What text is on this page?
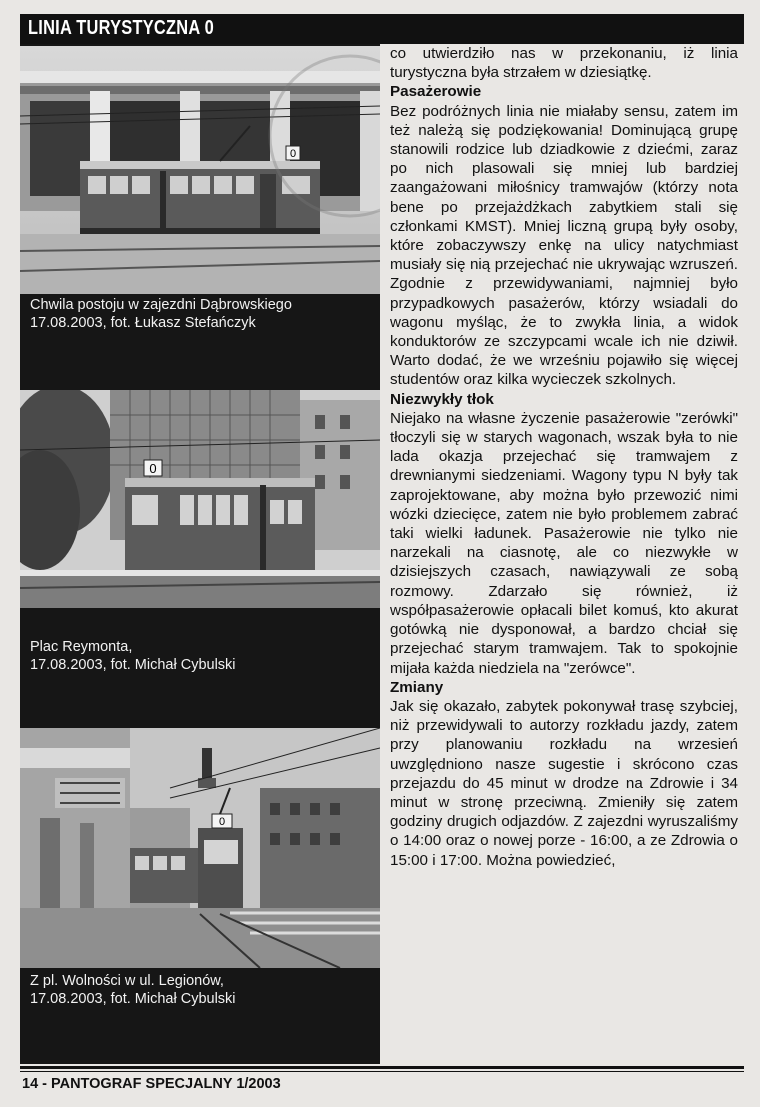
LINIA TURYSTYCZNA 0
0
Chwila postoju w zajezdni Dąbrowskiego
17.08.2003, fot. Łukasz Stefańczyk
0
Plac Reymonta,
17.08.2003, fot. Michał Cybulski
0
Z pl. Wolności w ul. Legionów,
17.08.2003, fot. Michał Cybulski

co utwierdziło nas w przekonaniu, iż linia turystyczna była strzałem w dziesiątkę.

Pasażerowie

Bez podróżnych linia nie miałaby sensu, zatem im też należą się podziękowania! Dominującą grupę stanowili rodzice lub dziadkowie z dziećmi, zaraz po nich plasowali się mniej lub bardziej zaangażowani miłośnicy tramwajów (którzy nota bene po przejażdżkach zabytkiem stali się członkami KMST). Mniej liczną grupą były osoby, które zobaczywszy enkę na ulicy natychmiast musiały się nią przejechać nie ukrywając wzruszeń. Zgodnie z przewidywaniami, najmniej było przypadkowych pasażerów, którzy wsiadali do wagonu myśląc, że to zwykła linia, a widok konduktorów ze szczypcami wcale ich nie dziwił. Warto dodać, że we wrześniu pojawiło się więcej studentów oraz kilka wycieczek szkolnych.

Niezwykły tłok

Niejako na własne życzenie pasażerowie "zerówki" tłoczyli się w starych wagonach, wszak była to nie lada okazja przejechać się tramwajem z drewnianymi siedzeniami. Wagony typu N były tak zaprojektowane, aby można było przewozić nimi wózki dziecięce, zatem nie było problemem zabrać taki wielki ładunek. Pasażerowie nie tylko nie narzekali na ciasnotę, ale co niezwykłe w dzisiejszych czasach, nawiązywali ze sobą rozmowy. Zdarzało się również, iż współpasażerowie opłacali bilet komuś, kto akurat gotówką nie dysponował, a bardzo chciał się przejechać starym tramwajem. Tak to spokojnie mijała każda niedziela na "zerówce".

Zmiany

Jak się okazało, zabytek pokonywał trasę szybciej, niż przewidywali to autorzy rozkładu jazdy, zatem przy planowaniu rozkładu na wrzesień uwzględniono nasze sugestie i skrócono czas przejazdu do 45 minut w drodze na Zdrowie i 34 minut w stronę przeciwną. Zmieniły się zatem godziny drugich odjazdów. Z zajezdni wyruszaliśmy o 14:00 oraz o nowej porze - 16:00, a ze Zdrowia o 15:00 i 17:00. Można powiedzieć,

14 - PANTOGRAF SPECJALNY 1/2003
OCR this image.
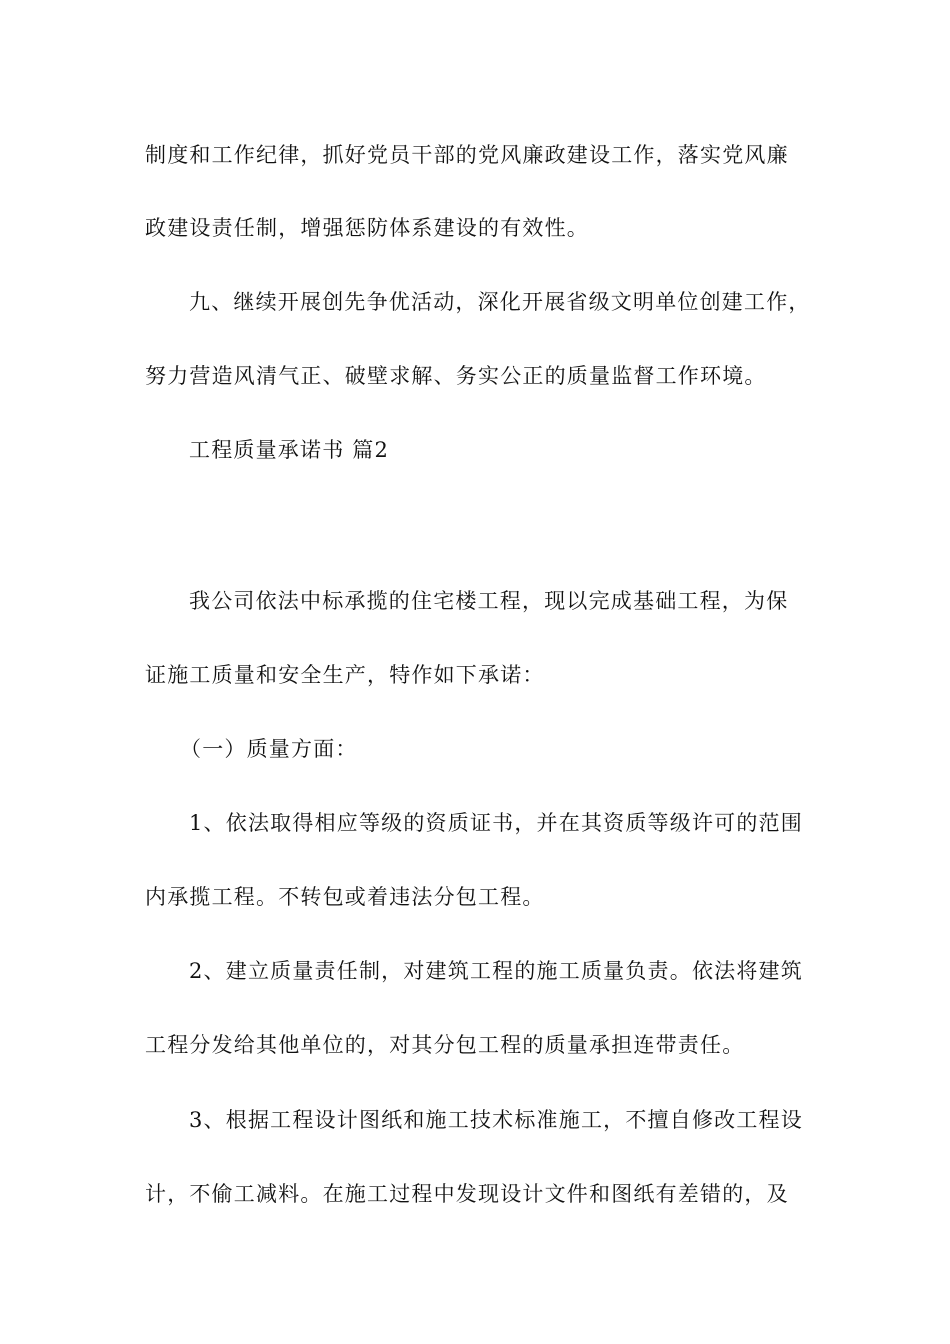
制度和工作纪律，抓好党员干部的党风廉政建设工作，落实党风廉
政建设责任制，增强惩防体系建设的有效性。
九、继续开展创先争优活动，深化开展省级文明单位创建工作，
努力营造风清气正、破壁求解、务实公正的质量监督工作环境。
工程质量承诺书 篇2
我公司依法中标承揽的住宅楼工程，现以完成基础工程，为保
证施工质量和安全生产，特作如下承诺：
（一）质量方面：
1、依法取得相应等级的资质证书，并在其资质等级许可的范围
内承揽工程。不转包或着违法分包工程。
2、建立质量责任制，对建筑工程的施工质量负责。依法将建筑
工程分发给其他单位的，对其分包工程的质量承担连带责任。
3、根据工程设计图纸和施工技术标准施工，不擅自修改工程设
计，不偷工减料。在施工过程中发现设计文件和图纸有差错的，及
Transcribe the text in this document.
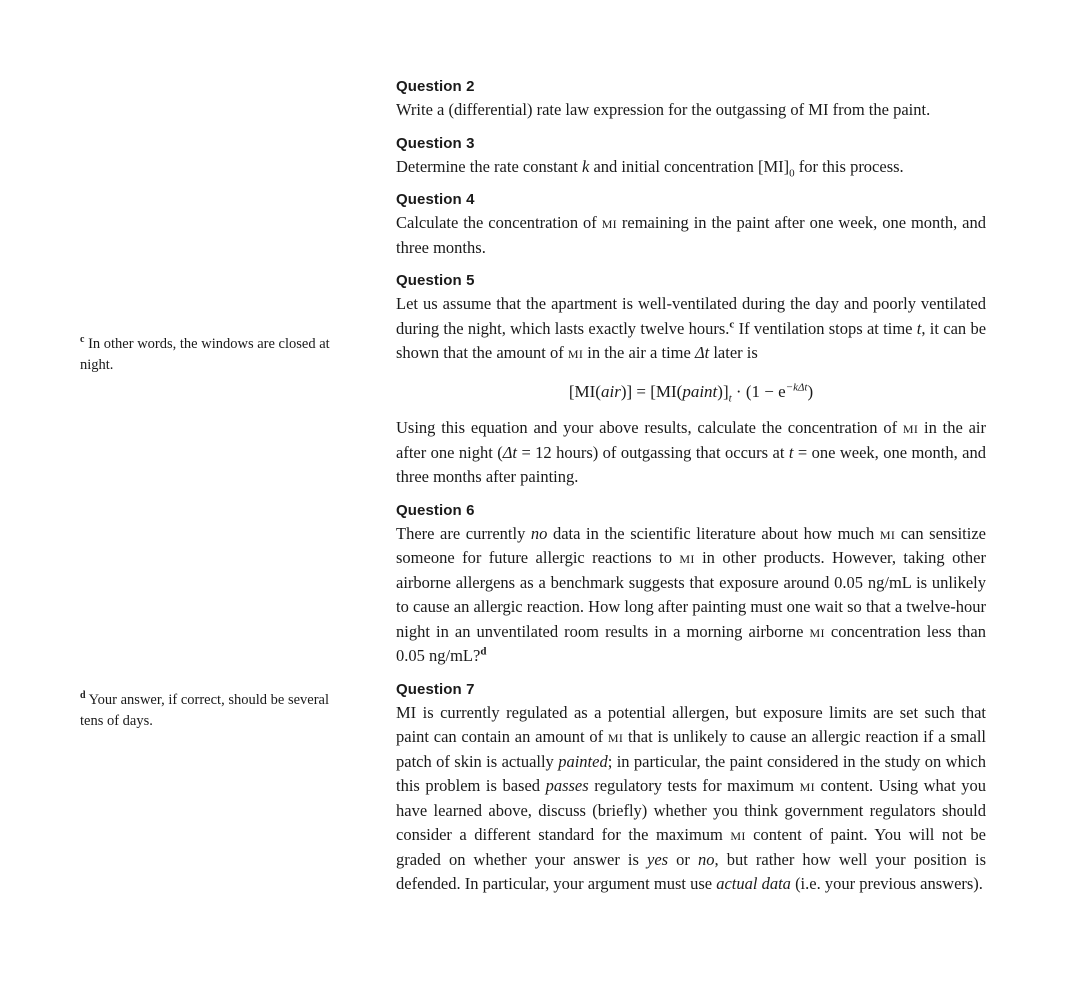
Question 2
Write a (differential) rate law expression for the outgassing of MI from the paint.
Question 3
Determine the rate constant k and initial concentration $[MI]_0$ for this process.
Question 4
Calculate the concentration of mi remaining in the paint after one week, one month, and three months.
Question 5
Let us assume that the apartment is well-ventilated during the day and poorly ventilated during the night, which lasts exactly twelve hours.$^c$ If ventilation stops at time t, it can be shown that the amount of mi in the air a time Δt later is
$[MI(air)] = [MI(paint)]_t \cdot (1 - e^{-k\Delta t})$
Using this equation and your above results, calculate the concentration of mi in the air after one night (Δt = 12 hours) of outgassing that occurs at t = one week, one month, and three months after painting.
Question 6
There are currently no data in the scientific literature about how much mi can sensitize someone for future allergic reactions to mi in other products. However, taking other airborne allergens as a benchmark suggests that exposure around 0.05 ng/mL is unlikely to cause an allergic reaction. How long after painting must one wait so that a twelve-hour night in an unventilated room results in a morning airborne mi concentration less than 0.05 ng/mL?$^d$
Question 7
MI is currently regulated as a potential allergen, but exposure limits are set such that paint can contain an amount of mi that is unlikely to cause an allergic reaction if a small patch of skin is actually painted; in particular, the paint considered in the study on which this problem is based passes regulatory tests for maximum mi content. Using what you have learned above, discuss (briefly) whether you think government regulators should consider a different standard for the maximum mi content of paint. You will not be graded on whether your answer is yes or no, but rather how well your position is defended. In particular, your argument must use actual data (i.e. your previous answers).
$^c$ In other words, the windows are closed at night.
$^d$ Your answer, if correct, should be several tens of days.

──────

■ **Given problem**
The required output is the lines from the one containing "Transcribe the text in this document." through the end of the records above, reproduced exactly, with no pictures.

■ **Expected answer**
Transcribe the text in this document.
Question 2
Write a (differential) rate law expression for the outgassing of MI from the paint.
Question 3
Determine the rate constant k and initial concentration $[MI]_0$ for this process.
Question 4
Calculate the concentration of mi remaining in the paint after one week, one month, and three months.
Question 5
Let us assume that the apartment is well-ventilated during the day and poorly ventilated during the night, which lasts exactly twelve hours.$^c$ If ventilation stops at time t, it can be shown that the amount of mi in the air a time Δt later is
$[MI(air)] = [MI(paint)]_t \cdot (1 - e^{-k\Delta t})$
Using this equation and your above results, calculate the concentration of mi in the air after one night (Δt = 12 hours) of outgassing that occurs at t = one week, one month, and three months after painting.
Question 6
There are currently no data in the scientific literature about how much mi can sensitize someone for future allergic reactions to mi in other products. However, taking other airborne allergens as a benchmark suggests that exposure around 0.05 ng/mL is unlikely to cause an allergic reaction. How long after painting must one wait so that a twelve-hour night in an unventilated room results in a morning airborne mi concentration less than 0.05 ng/mL?$^d$
Question 7
MI is currently regulated as a potential allergen, but exposure limits are set such that paint can contain an amount of mi that is unlikely to cause an allergic reaction if a small patch of skin is actually painted; in particular, the paint considered in the study on which this problem is based passes regulatory tests for maximum mi content. Using what you have learned above, discuss (briefly) whether you think government regulators should consider a different standard for the maximum mi content of paint. You will not be graded on whether your answer is yes or no, but rather how well your position is defended. In particular, your argument must use actual data (i.e. your previous answers).
$^c$ In other words, the windows are closed at night.
$^d$ Your answer, if correct, should be several tens of days.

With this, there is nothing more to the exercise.